Repeat the whole listing exactly as written.
====
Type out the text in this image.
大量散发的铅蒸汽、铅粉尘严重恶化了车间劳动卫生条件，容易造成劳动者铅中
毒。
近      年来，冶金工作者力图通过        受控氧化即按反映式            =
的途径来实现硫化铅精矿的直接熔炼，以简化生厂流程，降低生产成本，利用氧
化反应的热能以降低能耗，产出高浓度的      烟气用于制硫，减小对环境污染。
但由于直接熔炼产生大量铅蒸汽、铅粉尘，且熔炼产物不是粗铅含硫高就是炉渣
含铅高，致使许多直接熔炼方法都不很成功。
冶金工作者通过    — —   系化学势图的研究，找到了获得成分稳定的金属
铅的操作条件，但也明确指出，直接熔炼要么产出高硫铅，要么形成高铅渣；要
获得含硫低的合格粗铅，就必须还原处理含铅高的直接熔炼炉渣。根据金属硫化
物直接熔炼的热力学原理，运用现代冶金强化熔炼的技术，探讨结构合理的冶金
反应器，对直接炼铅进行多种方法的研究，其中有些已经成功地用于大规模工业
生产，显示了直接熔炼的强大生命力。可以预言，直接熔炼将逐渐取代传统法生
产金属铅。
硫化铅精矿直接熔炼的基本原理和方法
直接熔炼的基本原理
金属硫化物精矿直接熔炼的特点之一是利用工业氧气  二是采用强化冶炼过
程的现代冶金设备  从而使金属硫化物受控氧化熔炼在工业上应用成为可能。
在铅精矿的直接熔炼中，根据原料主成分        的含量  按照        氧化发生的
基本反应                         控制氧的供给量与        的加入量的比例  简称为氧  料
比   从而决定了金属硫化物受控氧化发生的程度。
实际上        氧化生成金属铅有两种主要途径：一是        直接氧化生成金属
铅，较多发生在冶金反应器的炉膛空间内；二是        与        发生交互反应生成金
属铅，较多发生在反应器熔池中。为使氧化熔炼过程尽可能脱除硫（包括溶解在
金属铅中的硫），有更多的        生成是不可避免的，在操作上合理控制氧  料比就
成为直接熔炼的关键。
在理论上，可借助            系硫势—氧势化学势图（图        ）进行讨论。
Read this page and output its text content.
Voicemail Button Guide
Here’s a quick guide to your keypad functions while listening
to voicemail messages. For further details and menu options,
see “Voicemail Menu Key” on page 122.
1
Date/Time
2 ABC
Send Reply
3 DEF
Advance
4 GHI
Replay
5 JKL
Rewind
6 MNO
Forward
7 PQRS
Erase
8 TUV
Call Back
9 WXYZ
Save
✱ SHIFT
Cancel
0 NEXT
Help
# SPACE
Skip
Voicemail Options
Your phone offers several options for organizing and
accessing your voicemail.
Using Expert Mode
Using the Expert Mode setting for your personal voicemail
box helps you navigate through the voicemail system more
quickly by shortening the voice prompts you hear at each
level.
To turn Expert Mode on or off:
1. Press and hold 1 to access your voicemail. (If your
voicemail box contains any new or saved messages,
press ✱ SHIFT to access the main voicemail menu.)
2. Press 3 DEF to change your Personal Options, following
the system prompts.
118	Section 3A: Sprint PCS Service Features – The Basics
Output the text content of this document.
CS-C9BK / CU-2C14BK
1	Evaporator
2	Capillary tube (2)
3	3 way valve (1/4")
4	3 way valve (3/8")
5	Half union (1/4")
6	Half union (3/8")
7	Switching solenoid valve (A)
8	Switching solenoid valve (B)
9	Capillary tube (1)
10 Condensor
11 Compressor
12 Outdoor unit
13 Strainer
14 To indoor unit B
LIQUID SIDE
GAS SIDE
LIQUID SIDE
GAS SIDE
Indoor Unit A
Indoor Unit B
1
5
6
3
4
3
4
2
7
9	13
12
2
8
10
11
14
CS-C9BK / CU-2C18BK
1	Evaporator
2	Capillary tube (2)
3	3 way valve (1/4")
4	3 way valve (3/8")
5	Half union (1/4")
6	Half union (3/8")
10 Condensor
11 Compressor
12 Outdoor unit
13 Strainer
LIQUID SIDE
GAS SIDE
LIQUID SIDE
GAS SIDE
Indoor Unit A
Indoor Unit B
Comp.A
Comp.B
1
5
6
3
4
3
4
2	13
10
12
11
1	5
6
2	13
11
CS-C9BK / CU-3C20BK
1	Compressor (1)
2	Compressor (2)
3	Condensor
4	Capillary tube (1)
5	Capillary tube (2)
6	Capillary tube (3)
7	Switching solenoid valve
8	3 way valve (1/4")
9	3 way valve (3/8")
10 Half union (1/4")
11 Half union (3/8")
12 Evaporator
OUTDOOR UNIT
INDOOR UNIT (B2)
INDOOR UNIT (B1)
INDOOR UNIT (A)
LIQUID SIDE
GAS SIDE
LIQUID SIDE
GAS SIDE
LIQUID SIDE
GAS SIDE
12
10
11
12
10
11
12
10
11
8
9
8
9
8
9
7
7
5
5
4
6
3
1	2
====
> _The output_
Type out the text in this image.
大量散发的铅蒸汽、铅粉尘严重恶化了车间劳动卫生条件，容易造成劳动者铅中
毒。
近      年来，冶金工作者力图通过        受控氧化即按反映式            =
的途径来实现硫化铅精矿的直接熔炼，以简化生厂流程，降低生产成本，利用氧
化反应的热能以降低能耗，产出高浓度的      烟气用于制硫，减小对环境污染。
但由于直接熔炼产生大量铅蒸汽、铅粉尘，且熔炼产物不是粗铅含硫高就是炉渣
含铅高，致使许多直接熔炼方法都不很成功。
冶金工作者通过    — —   系化学势图的研究，找到了获得成分稳定的金属
铅的操作条件，但也明确指出，直接熔炼要么产出高硫铅，要么形成高铅渣；要
获得含硫低的合格粗铅，就必须还原处理含铅高的直接熔炼炉渣。根据金属硫化
物直接熔炼的热力学原理，运用现代冶金强化熔炼的技术，探讨结构合理的冶金
反应器，对直接炼铅进行多种方法的研究，其中有些已经成功地用于大规模工业
生产，显示了直接熔炼的强大生命力。可以预言，直接熔炼将逐渐取代传统法生
产金属铅。
硫化铅精矿直接熔炼的基本原理和方法
直接熔炼的基本原理
金属硫化物精矿直接熔炼的特点之一是利用工业氧气  二是采用强化冶炼过
程的现代冶金设备  从而使金属硫化物受控氧化熔炼在工业上应用成为可能。
在铅精矿的直接熔炼中，根据原料主成分        的含量  按照        氧化发生的
基本反应                         控制氧的供给量与        的加入量的比例  简称为氧  料
比   从而决定了金属硫化物受控氧化发生的程度。
实际上        氧化生成金属铅有两种主要途径：一是        直接氧化生成金属
铅，较多发生在冶金反应器的炉膛空间内；二是        与        发生交互反应生成金
属铅，较多发生在反应器熔池中。为使氧化熔炼过程尽可能脱除硫（包括溶解在
金属铅中的硫），有更多的        生成是不可避免的，在操作上合理控制氧  料比就
成为直接熔炼的关键。
在理论上，可借助            系硫势—氧势化学势图（图        ）进行讨论。
Read this page and output its text content.
Voicemail Button Guide
Here’s a quick guide to your keypad functions while listening
to voicemail messages. For further details and menu options,
see “Voicemail Menu Key” on page 122.
1
Date/Time
2 ABC
Send Reply
3 DEF
Advance
4 GHI
Replay
5 JKL
Rewind
6 MNO
Forward
7 PQRS
Erase
8 TUV
Call Back
9 WXYZ
Save
✱ SHIFT
Cancel
0 NEXT
Help
# SPACE
Skip
Voicemail Options
Your phone offers several options for organizing and
accessing your voicemail.
Using Expert Mode
Using the Expert Mode setting for your personal voicemail
box helps you navigate through the voicemail system more
quickly by shortening the voice prompts you hear at each
level.
To turn Expert Mode on or off:
1. Press and hold 1 to access your voicemail. (If your
voicemail box contains any new or saved messages,
press ✱ SHIFT to access the main voicemail menu.)
2. Press 3 DEF to change your Personal Options, following
the system prompts.
118	Section 3A: Sprint PCS Service Features – The Basics
Output the text content of this document.
CS-C9BK / CU-2C14BK
1	Evaporator
2	Capillary tube (2)
3	3 way valve (1/4")
4	3 way valve (3/8")
5	Half union (1/4")
6	Half union (3/8")
7	Switching solenoid valve (A)
8	Switching solenoid valve (B)
9	Capillary tube (1)
10 Condensor
11 Compressor
12 Outdoor unit
13 Strainer
14 To indoor unit B
LIQUID SIDE
GAS SIDE
LIQUID SIDE
GAS SIDE
Indoor Unit A
Indoor Unit B
1
5
6
3
4
3
4
2
7
9	13
12
2
8
10
11
14
CS-C9BK / CU-2C18BK
1	Evaporator
2	Capillary tube (2)
3	3 way valve (1/4")
4	3 way valve (3/8")
5	Half union (1/4")
6	Half union (3/8")
10 Condensor
11 Compressor
12 Outdoor unit
13 Strainer
LIQUID SIDE
GAS SIDE
LIQUID SIDE
GAS SIDE
Indoor Unit A
Indoor Unit B
Comp.A
Comp.B
1
5
6
3
4
3
4
2	13
10
12
11
1	5
6
2	13
11
CS-C9BK / CU-3C20BK
1	Compressor (1)
2	Compressor (2)
3	Condensor
4	Capillary tube (1)
5	Capillary tube (2)
6	Capillary tube (3)
7	Switching solenoid valve
8	3 way valve (1/4")
9	3 way valve (3/8")
10 Half union (1/4")
11 Half union (3/8")
12 Evaporator
OUTDOOR UNIT
INDOOR UNIT (B2)
INDOOR UNIT (B1)
INDOOR UNIT (A)
LIQUID SIDE
GAS SIDE
LIQUID SIDE
GAS SIDE
LIQUID SIDE
GAS SIDE
12
10
11
12
10
11
12
10
11
8
9
8
9
8
9
7
7
5
5
4
6
3
1	2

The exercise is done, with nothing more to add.